= Page extract =
◆ ◆ ◆ ◆

Vice President, Forestry, Coast Forest Products Association

A BC-Specific Species and Eco-Systems at Risk Legislation– An Opportunity for Policy Innovation

Les Kiss, RFP, Vice President, Forestry 
Coast Forest Products Association

Premier Horgan has tasked Environment Minister George Heyman to develop a new species at risk legislation for British Columbia. Coast Forest Products Association believes this creates an opportunity to generate made-in-BC policies and legislation which will account for the social, environmental and economic interests of British Columbians while managing species at risk.

Coastal companies have a long history of science-based, responsible habitat management for species such as the Marbled Murrelet, Northern Goshawk, Grizzly Bear, Vancouver Island Marmot and others.  We operate in a world-class regulatory land use framework that emphasizes habitat management for wildlife, fish biodiversity and species at risk.  This management approach has resulted in over 37% of the land base being designated for Wildlife Habitat Areas, Wildlife Management Areas, Ungulate Winter Ranges, Old Growth Management Areas, parks and conservation areas.  Plus, the Great Bear Rainforest Act of 2016 conserves 3.1 million hectares (85%) of temperate rainforest along BC’s coast.

◆ ◆ ◆ ◆

= To do =
Could you extend the article on a BC species-at-risk law, picking up right after its final sentence? The data that comes next has no connection to the article on species-at-risk legislation.

◆ ◆ ◆ ◆

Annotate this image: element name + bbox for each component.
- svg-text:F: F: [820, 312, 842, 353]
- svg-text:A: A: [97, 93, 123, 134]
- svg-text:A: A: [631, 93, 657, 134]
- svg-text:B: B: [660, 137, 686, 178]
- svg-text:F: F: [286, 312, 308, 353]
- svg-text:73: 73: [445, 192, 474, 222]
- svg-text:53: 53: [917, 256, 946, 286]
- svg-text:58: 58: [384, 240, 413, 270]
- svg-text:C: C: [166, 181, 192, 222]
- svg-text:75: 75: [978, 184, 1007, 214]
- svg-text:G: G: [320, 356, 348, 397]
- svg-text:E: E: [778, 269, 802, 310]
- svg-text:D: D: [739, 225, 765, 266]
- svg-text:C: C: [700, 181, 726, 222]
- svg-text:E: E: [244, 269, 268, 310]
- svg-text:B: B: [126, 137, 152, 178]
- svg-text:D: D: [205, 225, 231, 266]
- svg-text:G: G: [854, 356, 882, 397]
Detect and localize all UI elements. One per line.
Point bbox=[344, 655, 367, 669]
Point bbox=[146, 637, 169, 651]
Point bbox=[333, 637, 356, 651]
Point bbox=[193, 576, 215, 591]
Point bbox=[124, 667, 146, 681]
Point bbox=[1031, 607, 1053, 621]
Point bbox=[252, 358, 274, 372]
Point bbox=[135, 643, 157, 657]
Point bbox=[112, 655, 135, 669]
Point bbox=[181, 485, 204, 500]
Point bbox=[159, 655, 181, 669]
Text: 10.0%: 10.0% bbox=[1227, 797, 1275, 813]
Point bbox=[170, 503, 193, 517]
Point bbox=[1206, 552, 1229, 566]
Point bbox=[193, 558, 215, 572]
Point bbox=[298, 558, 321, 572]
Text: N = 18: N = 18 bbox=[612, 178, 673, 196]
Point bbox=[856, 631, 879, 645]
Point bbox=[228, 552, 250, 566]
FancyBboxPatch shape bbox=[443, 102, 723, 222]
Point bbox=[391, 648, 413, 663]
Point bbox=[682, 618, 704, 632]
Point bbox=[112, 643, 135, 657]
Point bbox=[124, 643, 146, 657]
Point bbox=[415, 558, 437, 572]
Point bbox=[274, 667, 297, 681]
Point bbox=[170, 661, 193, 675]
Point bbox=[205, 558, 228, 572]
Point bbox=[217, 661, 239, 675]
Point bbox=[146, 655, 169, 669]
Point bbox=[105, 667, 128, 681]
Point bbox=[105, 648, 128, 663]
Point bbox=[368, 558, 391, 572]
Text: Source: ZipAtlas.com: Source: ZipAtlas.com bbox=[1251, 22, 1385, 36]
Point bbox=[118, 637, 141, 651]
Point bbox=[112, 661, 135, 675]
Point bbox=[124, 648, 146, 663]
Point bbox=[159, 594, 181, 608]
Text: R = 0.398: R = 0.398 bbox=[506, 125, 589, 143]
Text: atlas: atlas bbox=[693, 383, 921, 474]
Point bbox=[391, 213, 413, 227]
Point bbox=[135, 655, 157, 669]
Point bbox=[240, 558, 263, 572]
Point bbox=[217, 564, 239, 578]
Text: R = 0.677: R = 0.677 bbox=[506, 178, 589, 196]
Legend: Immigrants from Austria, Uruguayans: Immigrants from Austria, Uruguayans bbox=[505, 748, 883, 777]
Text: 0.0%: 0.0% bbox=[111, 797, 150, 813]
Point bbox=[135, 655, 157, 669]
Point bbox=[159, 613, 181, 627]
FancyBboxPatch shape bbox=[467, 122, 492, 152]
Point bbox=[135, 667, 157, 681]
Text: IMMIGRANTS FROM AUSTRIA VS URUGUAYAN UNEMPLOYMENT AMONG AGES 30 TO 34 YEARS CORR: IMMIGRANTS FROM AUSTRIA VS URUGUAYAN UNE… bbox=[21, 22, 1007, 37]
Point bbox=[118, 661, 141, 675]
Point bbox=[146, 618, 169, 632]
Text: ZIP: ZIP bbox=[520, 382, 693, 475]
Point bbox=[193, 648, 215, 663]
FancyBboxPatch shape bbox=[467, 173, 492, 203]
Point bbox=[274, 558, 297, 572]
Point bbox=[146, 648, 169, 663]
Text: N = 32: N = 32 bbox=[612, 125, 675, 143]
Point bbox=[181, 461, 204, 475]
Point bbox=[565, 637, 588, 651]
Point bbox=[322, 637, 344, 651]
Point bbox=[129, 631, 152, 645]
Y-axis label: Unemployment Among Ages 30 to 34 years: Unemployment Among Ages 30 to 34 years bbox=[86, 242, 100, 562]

◆ ◆ ◆ ◆

= Final result =
Our forest companies are operating under challenging legislative conditions.  Federal and provincial legislation and strategies are misaligned and, thus, detract from the effectiveness of managing species at risk. The federal Species at Risk Act (SARA) is ineffective in its process-driven one-species-at-a-time approach – yet it influences provincial decisions on habitat protection.  At a provincial level, the Identified Wildlife Management Strategy (IWMS) British Columbia uses to manage species at risk needs modernization to reflect emerging research-based management approaches.

The development of BC species at risk legislation does not need to start from scratch.  The Provincial Ministry of Environment conducted a thorough consultation process resulting in a comprehensive “Five-Year Plan for Species at Risk.” It suggested a thoughtful move from one-species-at-a-time thinking to an ecosystem, landscape and multi-species approach more appropriate for the protection and recovery of species at risk.  It also allowed for consideration of the social and economic interests of BC’s communities.  The Plan was centered around five main elements including:

  • Management at the ecosystem and landscape scale using co-location of a number of species’ needs and other values;
  • Basing decisions on transparent science where “best available information” supports the identification, management and recovery of species at risk;
  • Consideration of socio-economic implications of protection measures and consultation;
  • Applying protection for species at risk consistently across all sectors; and
  • Measuring and reporting on government’s investments in species at risk management to ensure objectives are being met and if they are effective.

Whether the 5-Year Plan is used – or another model, BC’s next species management legislation must take an innovative approach in order to better deliver ecological, social and economic outcomes. It should also bring to fruition the priorities of Premier Horgan’s mandate letters which state that good ideas and collaboration be used to build a strong, sustainable and innovative economy that works for everyone. Coast Forest welcomes the opportunity to work with Minister Heyman and his ministry to develop good legislation that can strengthen and continue to improve sustainable management of BC’s species at risk.